§ **Task material**:

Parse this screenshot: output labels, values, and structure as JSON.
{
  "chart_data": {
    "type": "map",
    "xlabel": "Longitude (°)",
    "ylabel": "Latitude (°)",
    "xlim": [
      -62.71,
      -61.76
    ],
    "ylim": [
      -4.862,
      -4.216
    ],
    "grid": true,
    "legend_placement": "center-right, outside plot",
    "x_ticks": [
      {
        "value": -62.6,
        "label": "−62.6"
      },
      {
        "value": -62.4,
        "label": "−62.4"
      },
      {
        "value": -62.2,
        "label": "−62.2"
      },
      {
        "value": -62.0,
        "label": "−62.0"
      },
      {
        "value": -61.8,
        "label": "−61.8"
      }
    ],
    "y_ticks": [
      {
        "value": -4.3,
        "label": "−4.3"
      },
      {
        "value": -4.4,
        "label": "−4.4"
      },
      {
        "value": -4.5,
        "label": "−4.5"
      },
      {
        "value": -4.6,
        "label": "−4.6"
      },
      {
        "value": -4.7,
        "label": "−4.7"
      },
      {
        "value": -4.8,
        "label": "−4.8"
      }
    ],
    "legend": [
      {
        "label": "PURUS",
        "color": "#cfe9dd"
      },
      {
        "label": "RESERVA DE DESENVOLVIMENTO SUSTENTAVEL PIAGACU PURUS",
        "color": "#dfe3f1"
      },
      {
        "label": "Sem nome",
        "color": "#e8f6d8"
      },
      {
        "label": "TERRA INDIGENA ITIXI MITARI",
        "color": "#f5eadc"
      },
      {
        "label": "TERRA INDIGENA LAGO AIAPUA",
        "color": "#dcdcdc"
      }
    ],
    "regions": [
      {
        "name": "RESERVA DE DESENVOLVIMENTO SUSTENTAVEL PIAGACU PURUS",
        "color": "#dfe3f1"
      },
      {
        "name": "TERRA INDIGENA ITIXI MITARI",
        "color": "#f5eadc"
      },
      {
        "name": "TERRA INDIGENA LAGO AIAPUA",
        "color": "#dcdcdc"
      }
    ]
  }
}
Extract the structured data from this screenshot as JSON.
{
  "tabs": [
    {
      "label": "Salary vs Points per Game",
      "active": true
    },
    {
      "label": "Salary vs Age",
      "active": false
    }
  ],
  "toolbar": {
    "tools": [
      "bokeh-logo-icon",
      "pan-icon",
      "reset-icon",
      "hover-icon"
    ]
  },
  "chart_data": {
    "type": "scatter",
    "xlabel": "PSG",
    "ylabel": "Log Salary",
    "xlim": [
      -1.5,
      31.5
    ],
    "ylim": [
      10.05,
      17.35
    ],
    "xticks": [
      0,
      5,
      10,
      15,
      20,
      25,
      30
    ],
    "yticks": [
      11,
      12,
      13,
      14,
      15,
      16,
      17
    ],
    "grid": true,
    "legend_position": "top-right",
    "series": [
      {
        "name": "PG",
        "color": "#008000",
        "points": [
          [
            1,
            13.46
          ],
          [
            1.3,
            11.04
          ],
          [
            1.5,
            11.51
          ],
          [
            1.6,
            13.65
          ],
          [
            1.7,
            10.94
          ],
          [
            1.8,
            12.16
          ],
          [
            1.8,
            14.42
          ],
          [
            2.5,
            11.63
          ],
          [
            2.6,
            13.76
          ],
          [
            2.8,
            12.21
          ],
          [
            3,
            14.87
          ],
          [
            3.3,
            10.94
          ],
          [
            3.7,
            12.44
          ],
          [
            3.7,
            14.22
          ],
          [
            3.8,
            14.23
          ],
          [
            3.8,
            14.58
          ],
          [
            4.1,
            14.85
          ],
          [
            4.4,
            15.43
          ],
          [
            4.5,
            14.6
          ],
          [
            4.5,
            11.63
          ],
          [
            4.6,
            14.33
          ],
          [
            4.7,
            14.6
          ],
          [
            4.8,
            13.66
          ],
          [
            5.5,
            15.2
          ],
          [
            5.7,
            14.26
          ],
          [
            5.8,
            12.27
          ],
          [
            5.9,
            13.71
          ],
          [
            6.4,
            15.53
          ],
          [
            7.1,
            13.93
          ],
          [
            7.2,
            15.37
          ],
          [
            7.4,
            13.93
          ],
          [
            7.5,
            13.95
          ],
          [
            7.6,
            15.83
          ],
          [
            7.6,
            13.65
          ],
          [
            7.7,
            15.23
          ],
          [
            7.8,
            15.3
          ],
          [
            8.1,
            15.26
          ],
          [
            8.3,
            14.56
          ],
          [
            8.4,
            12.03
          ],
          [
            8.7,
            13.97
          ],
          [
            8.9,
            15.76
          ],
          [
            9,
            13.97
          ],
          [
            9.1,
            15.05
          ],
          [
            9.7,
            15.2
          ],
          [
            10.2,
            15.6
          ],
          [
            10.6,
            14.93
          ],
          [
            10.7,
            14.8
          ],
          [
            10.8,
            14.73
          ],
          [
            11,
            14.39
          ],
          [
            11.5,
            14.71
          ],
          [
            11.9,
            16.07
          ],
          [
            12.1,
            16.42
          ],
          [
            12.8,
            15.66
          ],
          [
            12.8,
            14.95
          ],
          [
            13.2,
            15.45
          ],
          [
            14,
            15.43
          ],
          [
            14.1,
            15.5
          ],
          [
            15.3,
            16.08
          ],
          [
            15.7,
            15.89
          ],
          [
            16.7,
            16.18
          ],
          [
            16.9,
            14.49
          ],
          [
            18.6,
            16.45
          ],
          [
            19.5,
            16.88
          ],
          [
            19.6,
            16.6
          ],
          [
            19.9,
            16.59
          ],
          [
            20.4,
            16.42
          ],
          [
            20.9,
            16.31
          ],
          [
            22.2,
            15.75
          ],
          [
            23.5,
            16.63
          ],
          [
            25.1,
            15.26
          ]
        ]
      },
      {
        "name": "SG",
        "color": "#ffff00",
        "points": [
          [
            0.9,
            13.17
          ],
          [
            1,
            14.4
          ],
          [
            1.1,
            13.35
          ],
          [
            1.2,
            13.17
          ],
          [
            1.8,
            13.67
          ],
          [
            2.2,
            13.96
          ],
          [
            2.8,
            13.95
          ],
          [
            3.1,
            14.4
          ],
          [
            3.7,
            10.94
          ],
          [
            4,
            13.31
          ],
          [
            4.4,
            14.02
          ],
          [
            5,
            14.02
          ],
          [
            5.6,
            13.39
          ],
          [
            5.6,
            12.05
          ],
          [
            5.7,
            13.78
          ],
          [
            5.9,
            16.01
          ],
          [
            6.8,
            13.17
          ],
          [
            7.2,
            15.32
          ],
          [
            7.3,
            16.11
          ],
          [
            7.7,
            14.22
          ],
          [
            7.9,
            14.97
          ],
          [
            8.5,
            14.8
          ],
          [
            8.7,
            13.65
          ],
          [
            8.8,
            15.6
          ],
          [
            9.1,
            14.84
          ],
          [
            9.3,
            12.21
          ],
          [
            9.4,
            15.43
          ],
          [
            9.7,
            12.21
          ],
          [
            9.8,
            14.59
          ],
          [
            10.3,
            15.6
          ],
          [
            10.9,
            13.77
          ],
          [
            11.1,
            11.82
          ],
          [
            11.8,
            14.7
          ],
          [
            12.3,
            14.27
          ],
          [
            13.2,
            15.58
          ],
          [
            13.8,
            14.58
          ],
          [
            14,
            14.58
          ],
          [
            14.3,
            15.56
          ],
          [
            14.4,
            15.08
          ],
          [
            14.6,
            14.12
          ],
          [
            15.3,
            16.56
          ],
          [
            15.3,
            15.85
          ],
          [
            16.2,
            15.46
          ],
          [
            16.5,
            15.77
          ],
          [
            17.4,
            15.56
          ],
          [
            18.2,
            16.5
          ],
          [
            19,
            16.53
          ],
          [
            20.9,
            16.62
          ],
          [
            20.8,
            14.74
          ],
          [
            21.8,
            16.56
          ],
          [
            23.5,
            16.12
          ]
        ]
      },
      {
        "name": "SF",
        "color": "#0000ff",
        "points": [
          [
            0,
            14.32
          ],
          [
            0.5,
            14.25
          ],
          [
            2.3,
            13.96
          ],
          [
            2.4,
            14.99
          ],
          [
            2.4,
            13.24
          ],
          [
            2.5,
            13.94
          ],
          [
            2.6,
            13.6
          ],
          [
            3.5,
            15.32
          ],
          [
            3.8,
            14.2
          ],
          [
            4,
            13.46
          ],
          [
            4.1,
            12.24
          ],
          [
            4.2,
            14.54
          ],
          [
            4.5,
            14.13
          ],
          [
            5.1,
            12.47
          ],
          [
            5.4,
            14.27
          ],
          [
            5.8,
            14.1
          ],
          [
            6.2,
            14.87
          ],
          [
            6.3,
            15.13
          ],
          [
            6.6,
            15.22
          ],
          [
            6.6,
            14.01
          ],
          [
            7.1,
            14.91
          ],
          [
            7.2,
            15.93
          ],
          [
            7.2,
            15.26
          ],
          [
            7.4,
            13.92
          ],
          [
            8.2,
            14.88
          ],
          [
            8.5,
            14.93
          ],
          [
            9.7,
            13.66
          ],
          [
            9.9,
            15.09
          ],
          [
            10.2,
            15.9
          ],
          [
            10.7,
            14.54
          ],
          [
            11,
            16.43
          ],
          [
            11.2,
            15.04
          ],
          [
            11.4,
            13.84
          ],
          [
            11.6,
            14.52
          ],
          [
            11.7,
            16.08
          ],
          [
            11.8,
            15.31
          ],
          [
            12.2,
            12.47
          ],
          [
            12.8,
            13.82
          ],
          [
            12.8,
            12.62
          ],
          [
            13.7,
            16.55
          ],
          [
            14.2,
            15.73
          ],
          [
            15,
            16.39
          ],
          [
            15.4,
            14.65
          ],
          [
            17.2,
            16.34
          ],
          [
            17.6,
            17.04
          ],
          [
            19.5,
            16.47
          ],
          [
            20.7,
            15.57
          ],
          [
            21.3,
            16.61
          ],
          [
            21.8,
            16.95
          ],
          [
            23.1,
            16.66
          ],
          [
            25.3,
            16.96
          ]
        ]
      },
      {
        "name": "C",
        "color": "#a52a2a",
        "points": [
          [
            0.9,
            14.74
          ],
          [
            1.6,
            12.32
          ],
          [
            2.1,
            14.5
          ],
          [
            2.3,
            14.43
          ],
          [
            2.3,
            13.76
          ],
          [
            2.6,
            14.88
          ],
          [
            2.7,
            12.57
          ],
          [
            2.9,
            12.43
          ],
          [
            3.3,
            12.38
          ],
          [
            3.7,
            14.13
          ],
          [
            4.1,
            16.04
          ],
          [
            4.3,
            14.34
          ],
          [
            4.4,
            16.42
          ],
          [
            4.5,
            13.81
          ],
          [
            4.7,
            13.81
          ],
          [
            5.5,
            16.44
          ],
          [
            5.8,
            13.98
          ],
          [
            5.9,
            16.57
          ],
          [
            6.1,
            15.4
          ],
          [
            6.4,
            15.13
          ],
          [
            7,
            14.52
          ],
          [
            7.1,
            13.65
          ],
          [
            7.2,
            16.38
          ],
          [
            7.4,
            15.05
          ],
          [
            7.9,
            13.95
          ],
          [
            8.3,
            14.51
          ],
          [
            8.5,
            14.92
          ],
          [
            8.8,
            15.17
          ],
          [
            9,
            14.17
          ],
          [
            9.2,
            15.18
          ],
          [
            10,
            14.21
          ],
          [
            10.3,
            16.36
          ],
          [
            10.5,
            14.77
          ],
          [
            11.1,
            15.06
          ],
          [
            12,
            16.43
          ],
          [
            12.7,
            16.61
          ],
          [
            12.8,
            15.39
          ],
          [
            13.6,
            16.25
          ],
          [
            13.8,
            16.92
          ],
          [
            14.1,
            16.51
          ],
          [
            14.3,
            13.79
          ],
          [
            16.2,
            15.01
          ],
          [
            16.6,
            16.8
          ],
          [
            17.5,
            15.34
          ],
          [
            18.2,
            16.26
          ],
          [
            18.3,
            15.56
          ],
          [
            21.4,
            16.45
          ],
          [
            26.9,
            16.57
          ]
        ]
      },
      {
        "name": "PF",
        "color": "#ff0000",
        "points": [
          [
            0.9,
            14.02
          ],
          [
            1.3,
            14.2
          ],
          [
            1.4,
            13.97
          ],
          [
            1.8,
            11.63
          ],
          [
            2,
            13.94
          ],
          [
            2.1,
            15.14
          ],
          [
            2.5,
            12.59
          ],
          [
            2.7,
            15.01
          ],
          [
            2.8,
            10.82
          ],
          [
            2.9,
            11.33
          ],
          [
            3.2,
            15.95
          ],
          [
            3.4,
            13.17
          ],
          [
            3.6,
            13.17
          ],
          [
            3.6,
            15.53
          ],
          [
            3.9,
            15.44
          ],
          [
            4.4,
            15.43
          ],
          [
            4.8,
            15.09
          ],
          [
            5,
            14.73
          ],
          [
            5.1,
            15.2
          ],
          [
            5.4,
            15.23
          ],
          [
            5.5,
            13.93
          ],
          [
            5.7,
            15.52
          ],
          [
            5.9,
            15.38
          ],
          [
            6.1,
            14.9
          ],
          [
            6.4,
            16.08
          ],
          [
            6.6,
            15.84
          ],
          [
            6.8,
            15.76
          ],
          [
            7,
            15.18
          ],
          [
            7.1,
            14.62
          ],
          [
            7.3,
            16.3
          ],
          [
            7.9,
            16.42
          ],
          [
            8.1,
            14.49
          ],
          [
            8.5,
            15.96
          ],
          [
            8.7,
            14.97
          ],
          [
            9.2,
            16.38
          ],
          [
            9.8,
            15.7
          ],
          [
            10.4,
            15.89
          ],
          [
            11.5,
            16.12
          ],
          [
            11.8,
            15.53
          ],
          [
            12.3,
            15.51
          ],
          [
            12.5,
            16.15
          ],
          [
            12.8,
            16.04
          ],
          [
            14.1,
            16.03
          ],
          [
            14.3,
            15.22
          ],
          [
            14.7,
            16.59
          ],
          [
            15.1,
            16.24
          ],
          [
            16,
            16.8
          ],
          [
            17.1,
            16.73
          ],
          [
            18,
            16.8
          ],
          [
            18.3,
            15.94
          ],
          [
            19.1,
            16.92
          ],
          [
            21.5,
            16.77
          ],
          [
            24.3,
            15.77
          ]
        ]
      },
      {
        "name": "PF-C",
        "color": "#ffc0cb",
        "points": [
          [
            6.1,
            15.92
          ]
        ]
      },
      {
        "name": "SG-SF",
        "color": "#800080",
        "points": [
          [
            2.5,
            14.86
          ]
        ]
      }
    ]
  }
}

§ **Request**:
Figure out how many lines above include the string "TERRA", then report that number and nothing else.

§ **Result for this task**:
4